• GOAL: Which lines contain the string "مصطفى"? Please list every one of them.

Rows from a dataset
————————

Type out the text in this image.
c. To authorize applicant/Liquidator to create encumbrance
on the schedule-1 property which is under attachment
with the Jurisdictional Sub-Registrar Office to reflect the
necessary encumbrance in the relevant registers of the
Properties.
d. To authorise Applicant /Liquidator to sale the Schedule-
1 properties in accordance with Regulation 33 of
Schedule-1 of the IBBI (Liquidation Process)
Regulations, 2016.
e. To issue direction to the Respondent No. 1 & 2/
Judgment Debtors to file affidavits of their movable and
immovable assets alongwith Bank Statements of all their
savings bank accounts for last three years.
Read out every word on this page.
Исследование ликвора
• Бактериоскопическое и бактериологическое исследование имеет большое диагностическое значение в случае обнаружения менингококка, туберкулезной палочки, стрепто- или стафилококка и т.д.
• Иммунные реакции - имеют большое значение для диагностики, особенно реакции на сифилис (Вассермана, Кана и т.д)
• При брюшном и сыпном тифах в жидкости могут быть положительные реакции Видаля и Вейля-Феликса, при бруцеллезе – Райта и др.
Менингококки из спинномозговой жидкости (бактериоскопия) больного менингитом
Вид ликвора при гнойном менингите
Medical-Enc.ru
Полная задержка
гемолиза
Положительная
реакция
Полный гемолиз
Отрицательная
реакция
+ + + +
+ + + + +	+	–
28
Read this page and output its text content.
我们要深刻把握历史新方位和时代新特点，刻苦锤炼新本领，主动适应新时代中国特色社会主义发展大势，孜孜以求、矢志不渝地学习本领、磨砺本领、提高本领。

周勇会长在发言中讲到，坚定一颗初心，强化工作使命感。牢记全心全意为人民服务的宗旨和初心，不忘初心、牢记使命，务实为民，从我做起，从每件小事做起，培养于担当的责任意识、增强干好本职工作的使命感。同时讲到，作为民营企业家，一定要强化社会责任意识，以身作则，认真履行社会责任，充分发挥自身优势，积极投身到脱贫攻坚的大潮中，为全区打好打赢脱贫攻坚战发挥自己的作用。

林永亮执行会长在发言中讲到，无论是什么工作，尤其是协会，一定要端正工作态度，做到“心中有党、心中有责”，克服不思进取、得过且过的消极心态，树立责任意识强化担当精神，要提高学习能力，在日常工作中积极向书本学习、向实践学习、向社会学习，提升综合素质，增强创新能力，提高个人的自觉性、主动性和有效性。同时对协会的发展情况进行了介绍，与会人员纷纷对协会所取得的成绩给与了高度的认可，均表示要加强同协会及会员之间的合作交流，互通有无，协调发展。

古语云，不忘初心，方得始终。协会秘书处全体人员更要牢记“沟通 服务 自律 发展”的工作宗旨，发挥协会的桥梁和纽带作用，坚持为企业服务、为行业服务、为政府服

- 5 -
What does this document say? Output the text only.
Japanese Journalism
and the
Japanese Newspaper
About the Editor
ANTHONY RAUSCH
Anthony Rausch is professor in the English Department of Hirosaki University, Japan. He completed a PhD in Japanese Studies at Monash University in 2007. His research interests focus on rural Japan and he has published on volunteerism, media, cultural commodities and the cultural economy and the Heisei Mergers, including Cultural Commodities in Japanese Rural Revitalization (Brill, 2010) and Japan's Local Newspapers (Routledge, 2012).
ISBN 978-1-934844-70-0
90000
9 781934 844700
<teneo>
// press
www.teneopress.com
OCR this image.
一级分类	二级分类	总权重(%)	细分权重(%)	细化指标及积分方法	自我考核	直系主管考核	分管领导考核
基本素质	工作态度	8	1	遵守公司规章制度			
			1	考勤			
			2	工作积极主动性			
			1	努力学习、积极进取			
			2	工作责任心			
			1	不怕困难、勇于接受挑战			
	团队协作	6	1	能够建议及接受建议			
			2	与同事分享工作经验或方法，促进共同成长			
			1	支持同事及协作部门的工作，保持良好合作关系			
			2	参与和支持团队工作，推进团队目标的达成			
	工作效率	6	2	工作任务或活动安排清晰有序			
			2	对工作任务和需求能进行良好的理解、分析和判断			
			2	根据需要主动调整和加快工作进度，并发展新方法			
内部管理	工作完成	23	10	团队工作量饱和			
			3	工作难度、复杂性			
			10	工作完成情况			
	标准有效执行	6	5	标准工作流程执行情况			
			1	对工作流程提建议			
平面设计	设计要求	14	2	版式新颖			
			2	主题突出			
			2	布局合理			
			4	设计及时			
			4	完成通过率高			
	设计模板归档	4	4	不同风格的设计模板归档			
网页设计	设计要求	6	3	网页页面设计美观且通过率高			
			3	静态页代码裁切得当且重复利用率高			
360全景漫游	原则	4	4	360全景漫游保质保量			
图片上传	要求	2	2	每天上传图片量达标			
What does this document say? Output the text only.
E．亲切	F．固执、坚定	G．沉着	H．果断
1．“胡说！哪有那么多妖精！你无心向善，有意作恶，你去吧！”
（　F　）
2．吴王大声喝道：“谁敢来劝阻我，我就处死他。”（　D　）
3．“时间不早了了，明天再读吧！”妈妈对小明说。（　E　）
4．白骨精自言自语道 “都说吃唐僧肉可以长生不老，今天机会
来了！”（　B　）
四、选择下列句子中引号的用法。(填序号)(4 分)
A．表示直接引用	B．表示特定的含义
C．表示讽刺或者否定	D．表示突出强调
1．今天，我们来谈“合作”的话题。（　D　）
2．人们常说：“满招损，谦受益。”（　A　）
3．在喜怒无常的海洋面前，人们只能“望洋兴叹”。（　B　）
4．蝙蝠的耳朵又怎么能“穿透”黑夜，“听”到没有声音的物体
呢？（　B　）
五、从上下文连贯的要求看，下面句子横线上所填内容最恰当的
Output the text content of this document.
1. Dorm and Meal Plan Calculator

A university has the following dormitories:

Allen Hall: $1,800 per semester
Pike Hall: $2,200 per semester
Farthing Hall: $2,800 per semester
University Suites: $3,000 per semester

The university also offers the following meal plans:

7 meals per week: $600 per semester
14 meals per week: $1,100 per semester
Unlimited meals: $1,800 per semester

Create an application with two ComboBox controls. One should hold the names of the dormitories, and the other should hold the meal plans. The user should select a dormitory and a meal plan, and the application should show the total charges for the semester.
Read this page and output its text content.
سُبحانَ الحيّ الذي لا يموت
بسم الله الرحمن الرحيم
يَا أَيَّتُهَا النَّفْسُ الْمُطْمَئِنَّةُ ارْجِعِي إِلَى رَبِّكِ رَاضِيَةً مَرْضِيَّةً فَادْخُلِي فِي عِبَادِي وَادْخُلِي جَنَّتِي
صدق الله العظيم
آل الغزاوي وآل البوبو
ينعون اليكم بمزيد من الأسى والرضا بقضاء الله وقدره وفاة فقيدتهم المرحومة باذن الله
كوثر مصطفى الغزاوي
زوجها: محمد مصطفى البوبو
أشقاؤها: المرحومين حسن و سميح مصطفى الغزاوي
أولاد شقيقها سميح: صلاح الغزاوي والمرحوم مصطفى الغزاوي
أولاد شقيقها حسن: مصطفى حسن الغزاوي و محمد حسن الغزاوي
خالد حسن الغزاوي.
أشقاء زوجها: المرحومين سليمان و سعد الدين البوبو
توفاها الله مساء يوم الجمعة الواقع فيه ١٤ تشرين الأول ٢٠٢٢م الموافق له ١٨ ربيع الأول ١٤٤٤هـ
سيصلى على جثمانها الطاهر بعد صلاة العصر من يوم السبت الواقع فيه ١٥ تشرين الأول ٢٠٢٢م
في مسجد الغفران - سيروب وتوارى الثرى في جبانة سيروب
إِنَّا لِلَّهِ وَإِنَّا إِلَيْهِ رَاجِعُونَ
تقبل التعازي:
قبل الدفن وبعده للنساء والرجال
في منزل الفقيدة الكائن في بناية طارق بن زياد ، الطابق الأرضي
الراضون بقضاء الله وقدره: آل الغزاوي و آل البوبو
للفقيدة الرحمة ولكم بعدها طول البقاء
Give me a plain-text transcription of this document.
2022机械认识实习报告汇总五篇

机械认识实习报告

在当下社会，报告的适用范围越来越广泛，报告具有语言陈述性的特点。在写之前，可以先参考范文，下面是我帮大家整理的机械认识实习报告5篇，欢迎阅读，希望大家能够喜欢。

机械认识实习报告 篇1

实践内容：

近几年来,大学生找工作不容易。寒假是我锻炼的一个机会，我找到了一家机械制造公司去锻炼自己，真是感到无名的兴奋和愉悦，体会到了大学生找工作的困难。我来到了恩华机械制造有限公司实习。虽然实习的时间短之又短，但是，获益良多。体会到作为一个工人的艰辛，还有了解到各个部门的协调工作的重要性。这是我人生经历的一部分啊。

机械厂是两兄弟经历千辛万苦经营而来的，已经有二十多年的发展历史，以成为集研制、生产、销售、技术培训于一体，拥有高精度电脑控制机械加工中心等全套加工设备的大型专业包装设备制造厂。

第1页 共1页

————————

• ANSWER TO THE TASK:
كوثر مصطفى الغزاوي
زوجها: محمد مصطفى البوبو
أشقاؤها: المرحومين حسن و سميح مصطفى الغزاوي
أولاد شقيقها سميح: صلاح الغزاوي والمرحوم مصطفى الغزاوي
أولاد شقيقها حسن: مصطفى حسن الغزاوي و محمد حسن الغزاوي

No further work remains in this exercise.